#### EXERCISE AIM
Return every one of the entries below unchanged, line for line.
Start
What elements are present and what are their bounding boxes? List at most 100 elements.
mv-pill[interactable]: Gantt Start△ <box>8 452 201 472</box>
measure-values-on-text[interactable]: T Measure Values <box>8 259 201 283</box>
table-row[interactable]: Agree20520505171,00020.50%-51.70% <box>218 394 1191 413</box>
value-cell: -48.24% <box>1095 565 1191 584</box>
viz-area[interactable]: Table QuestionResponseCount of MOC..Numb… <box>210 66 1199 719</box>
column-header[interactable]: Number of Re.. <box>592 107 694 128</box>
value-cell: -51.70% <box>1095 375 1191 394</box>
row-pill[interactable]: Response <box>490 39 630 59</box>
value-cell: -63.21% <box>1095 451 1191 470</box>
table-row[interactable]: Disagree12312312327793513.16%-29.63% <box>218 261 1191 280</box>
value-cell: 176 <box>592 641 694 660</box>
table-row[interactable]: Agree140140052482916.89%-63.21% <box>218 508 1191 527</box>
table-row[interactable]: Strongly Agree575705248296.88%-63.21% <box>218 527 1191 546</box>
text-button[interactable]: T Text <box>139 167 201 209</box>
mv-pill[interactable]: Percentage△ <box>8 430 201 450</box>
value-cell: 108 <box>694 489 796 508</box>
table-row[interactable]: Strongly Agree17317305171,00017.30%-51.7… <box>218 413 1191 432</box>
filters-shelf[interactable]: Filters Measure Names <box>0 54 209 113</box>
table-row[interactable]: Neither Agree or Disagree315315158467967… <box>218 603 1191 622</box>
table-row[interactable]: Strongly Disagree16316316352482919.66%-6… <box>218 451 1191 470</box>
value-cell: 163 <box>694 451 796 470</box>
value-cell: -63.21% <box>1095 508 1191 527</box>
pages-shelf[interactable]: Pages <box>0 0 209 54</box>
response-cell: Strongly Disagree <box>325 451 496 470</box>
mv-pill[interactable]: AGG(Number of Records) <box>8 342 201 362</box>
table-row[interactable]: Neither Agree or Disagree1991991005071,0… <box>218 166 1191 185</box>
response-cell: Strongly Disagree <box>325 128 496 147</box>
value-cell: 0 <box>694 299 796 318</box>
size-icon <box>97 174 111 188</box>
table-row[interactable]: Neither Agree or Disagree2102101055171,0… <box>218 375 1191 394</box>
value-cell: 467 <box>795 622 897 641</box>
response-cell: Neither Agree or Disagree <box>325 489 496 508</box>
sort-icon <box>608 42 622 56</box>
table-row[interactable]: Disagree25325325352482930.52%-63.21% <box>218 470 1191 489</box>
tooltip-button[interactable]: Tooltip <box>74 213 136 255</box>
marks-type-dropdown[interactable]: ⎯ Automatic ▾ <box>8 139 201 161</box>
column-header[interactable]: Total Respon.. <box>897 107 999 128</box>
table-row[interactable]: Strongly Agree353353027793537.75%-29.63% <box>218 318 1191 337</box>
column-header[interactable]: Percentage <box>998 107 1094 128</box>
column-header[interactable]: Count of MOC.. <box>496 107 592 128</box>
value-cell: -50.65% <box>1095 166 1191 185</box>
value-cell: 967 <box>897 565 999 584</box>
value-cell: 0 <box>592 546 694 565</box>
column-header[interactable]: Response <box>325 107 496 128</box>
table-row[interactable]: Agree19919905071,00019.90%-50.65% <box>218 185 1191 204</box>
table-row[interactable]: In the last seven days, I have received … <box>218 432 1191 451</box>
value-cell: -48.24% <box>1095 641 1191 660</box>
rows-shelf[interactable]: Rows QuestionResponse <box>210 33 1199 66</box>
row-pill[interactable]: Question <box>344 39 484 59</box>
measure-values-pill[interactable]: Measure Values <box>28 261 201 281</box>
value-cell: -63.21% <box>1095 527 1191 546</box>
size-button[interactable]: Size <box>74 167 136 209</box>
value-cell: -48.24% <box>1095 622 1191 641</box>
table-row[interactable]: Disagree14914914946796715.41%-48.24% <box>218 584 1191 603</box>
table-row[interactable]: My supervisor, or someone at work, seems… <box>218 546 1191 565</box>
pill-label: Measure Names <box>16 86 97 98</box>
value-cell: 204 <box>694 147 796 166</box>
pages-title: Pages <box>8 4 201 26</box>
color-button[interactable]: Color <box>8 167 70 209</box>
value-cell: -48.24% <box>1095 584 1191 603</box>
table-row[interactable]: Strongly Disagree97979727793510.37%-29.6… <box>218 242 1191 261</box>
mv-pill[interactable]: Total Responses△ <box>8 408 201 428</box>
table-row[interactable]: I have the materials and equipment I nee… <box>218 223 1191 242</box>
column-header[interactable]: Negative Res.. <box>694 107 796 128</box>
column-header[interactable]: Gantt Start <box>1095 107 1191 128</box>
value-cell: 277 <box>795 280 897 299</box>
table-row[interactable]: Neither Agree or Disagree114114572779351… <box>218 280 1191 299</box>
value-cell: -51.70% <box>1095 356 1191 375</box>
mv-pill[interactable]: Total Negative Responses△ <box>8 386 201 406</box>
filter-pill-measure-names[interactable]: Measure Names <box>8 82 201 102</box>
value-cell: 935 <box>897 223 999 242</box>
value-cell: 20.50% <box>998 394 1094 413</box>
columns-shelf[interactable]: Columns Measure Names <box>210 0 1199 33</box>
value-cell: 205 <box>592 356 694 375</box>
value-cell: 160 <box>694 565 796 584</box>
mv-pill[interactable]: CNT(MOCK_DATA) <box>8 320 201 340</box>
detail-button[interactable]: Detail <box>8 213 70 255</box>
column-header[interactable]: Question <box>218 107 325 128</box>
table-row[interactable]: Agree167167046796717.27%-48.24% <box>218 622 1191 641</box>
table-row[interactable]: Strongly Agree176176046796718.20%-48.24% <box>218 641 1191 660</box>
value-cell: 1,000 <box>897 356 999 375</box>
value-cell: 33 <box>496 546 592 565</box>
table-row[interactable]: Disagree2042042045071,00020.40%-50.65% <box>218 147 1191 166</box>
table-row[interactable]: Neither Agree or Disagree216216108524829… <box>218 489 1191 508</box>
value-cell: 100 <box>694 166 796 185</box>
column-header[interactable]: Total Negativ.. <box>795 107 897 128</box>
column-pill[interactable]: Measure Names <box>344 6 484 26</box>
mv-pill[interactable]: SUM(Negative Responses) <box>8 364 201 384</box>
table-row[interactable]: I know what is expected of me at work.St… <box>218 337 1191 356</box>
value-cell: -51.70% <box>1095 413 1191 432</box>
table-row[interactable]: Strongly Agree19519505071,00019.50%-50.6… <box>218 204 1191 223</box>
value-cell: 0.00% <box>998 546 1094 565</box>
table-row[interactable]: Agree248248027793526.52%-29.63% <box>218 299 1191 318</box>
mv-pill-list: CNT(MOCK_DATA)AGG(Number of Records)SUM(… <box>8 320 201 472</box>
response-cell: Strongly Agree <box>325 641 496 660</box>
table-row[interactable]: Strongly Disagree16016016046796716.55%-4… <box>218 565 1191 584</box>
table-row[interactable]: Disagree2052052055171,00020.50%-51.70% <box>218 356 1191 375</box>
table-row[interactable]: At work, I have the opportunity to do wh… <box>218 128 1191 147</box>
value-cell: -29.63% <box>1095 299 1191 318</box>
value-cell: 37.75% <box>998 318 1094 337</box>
End
#### RESPONSE FOR THIS EXERCISE
What elements are present and what are their bounding boxes? List at most 100 elements.
mv-pill[interactable]: Gantt Start△ <box>8 452 201 472</box>
measure-values-on-text[interactable]: T Measure Values <box>8 259 201 283</box>
table-row[interactable]: Agree20520505171,00020.50%-51.70% <box>218 394 1191 413</box>
value-cell: -48.24% <box>1095 565 1191 584</box>
viz-area[interactable]: Table QuestionResponseCount of MOC..Numb… <box>210 66 1199 719</box>
column-header[interactable]: Number of Re.. <box>592 107 694 128</box>
value-cell: -51.70% <box>1095 375 1191 394</box>
row-pill[interactable]: Response <box>490 39 630 59</box>
value-cell: -63.21% <box>1095 451 1191 470</box>
table-row[interactable]: Disagree12312312327793513.16%-29.63% <box>218 261 1191 280</box>
value-cell: 176 <box>592 641 694 660</box>
table-row[interactable]: Agree140140052482916.89%-63.21% <box>218 508 1191 527</box>
table-row[interactable]: Strongly Agree575705248296.88%-63.21% <box>218 527 1191 546</box>
text-button[interactable]: T Text <box>139 167 201 209</box>
mv-pill[interactable]: Percentage△ <box>8 430 201 450</box>
value-cell: 108 <box>694 489 796 508</box>
table-row[interactable]: Strongly Agree17317305171,00017.30%-51.7… <box>218 413 1191 432</box>
filters-shelf[interactable]: Filters Measure Names <box>0 54 209 113</box>
table-row[interactable]: Neither Agree or Disagree315315158467967… <box>218 603 1191 622</box>
table-row[interactable]: Strongly Disagree16316316352482919.66%-6… <box>218 451 1191 470</box>
value-cell: 163 <box>694 451 796 470</box>
value-cell: -63.21% <box>1095 508 1191 527</box>
pages-shelf[interactable]: Pages <box>0 0 209 54</box>
response-cell: Strongly Disagree <box>325 451 496 470</box>
mv-pill[interactable]: AGG(Number of Records) <box>8 342 201 362</box>
table-row[interactable]: Neither Agree or Disagree1991991005071,0… <box>218 166 1191 185</box>
response-cell: Strongly Disagree <box>325 128 496 147</box>
value-cell: 0 <box>694 299 796 318</box>
size-icon <box>97 174 111 188</box>
table-row[interactable]: Neither Agree or Disagree2102101055171,0… <box>218 375 1191 394</box>
value-cell: 467 <box>795 622 897 641</box>
response-cell: Neither Agree or Disagree <box>325 489 496 508</box>
sort-icon <box>608 42 622 56</box>
table-row[interactable]: Disagree25325325352482930.52%-63.21% <box>218 470 1191 489</box>
tooltip-button[interactable]: Tooltip <box>74 213 136 255</box>
marks-type-dropdown[interactable]: ⎯ Automatic ▾ <box>8 139 201 161</box>
column-header[interactable]: Total Respon.. <box>897 107 999 128</box>
table-row[interactable]: Strongly Agree353353027793537.75%-29.63% <box>218 318 1191 337</box>
column-header[interactable]: Percentage <box>998 107 1094 128</box>
column-header[interactable]: Count of MOC.. <box>496 107 592 128</box>
value-cell: -50.65% <box>1095 166 1191 185</box>
value-cell: 967 <box>897 565 999 584</box>
value-cell: 0 <box>592 546 694 565</box>
column-header[interactable]: Response <box>325 107 496 128</box>
table-row[interactable]: Agree19919905071,00019.90%-50.65% <box>218 185 1191 204</box>
table-row[interactable]: In the last seven days, I have received … <box>218 432 1191 451</box>
value-cell: -48.24% <box>1095 641 1191 660</box>
rows-shelf[interactable]: Rows QuestionResponse <box>210 33 1199 66</box>
row-pill[interactable]: Question <box>344 39 484 59</box>
measure-values-pill[interactable]: Measure Values <box>28 261 201 281</box>
value-cell: -63.21% <box>1095 527 1191 546</box>
size-button[interactable]: Size <box>74 167 136 209</box>
value-cell: -48.24% <box>1095 622 1191 641</box>
table-row[interactable]: Disagree14914914946796715.41%-48.24% <box>218 584 1191 603</box>
table-row[interactable]: My supervisor, or someone at work, seems… <box>218 546 1191 565</box>
pill-label: Measure Names <box>16 86 97 98</box>
value-cell: 204 <box>694 147 796 166</box>
pages-title: Pages <box>8 4 201 26</box>
color-button[interactable]: Color <box>8 167 70 209</box>
value-cell: -48.24% <box>1095 584 1191 603</box>
table-row[interactable]: Strongly Disagree97979727793510.37%-29.6… <box>218 242 1191 261</box>
mv-pill[interactable]: Total Responses△ <box>8 408 201 428</box>
table-row[interactable]: I have the materials and equipment I nee… <box>218 223 1191 242</box>
column-header[interactable]: Negative Res.. <box>694 107 796 128</box>
column-header[interactable]: Gantt Start <box>1095 107 1191 128</box>
value-cell: 277 <box>795 280 897 299</box>
table-row[interactable]: Neither Agree or Disagree114114572779351… <box>218 280 1191 299</box>
value-cell: -51.70% <box>1095 356 1191 375</box>
mv-pill[interactable]: Total Negative Responses△ <box>8 386 201 406</box>
filter-pill-measure-names[interactable]: Measure Names <box>8 82 201 102</box>
value-cell: 935 <box>897 223 999 242</box>
value-cell: 20.50% <box>998 394 1094 413</box>
columns-shelf[interactable]: Columns Measure Names <box>210 0 1199 33</box>
value-cell: 205 <box>592 356 694 375</box>
value-cell: 160 <box>694 565 796 584</box>
mv-pill[interactable]: CNT(MOCK_DATA) <box>8 320 201 340</box>
detail-button[interactable]: Detail <box>8 213 70 255</box>
column-header[interactable]: Question <box>218 107 325 128</box>
table-row[interactable]: Agree167167046796717.27%-48.24% <box>218 622 1191 641</box>
table-row[interactable]: Strongly Agree176176046796718.20%-48.24% <box>218 641 1191 660</box>
value-cell: 1,000 <box>897 356 999 375</box>
value-cell: 33 <box>496 546 592 565</box>
table-row[interactable]: Disagree2042042045071,00020.40%-50.65% <box>218 147 1191 166</box>
table-row[interactable]: Neither Agree or Disagree216216108524829… <box>218 489 1191 508</box>
value-cell: 100 <box>694 166 796 185</box>
column-header[interactable]: Total Negativ.. <box>795 107 897 128</box>
column-pill[interactable]: Measure Names <box>344 6 484 26</box>
mv-pill[interactable]: SUM(Negative Responses) <box>8 364 201 384</box>
table-row[interactable]: I know what is expected of me at work.St… <box>218 337 1191 356</box>
value-cell: -51.70% <box>1095 413 1191 432</box>
table-row[interactable]: Strongly Agree19519505071,00019.50%-50.6… <box>218 204 1191 223</box>
value-cell: 0.00% <box>998 546 1094 565</box>
table-row[interactable]: Agree248248027793526.52%-29.63% <box>218 299 1191 318</box>
mv-pill-list: CNT(MOCK_DATA)AGG(Number of Records)SUM(… <box>8 320 201 472</box>
response-cell: Strongly Agree <box>325 641 496 660</box>
table-row[interactable]: Strongly Disagree16016016046796716.55%-4… <box>218 565 1191 584</box>
table-row[interactable]: Disagree2052052055171,00020.50%-51.70% <box>218 356 1191 375</box>
table-row[interactable]: At work, I have the opportunity to do wh… <box>218 128 1191 147</box>
value-cell: -29.63% <box>1095 299 1191 318</box>
value-cell: 37.75% <box>998 318 1094 337</box>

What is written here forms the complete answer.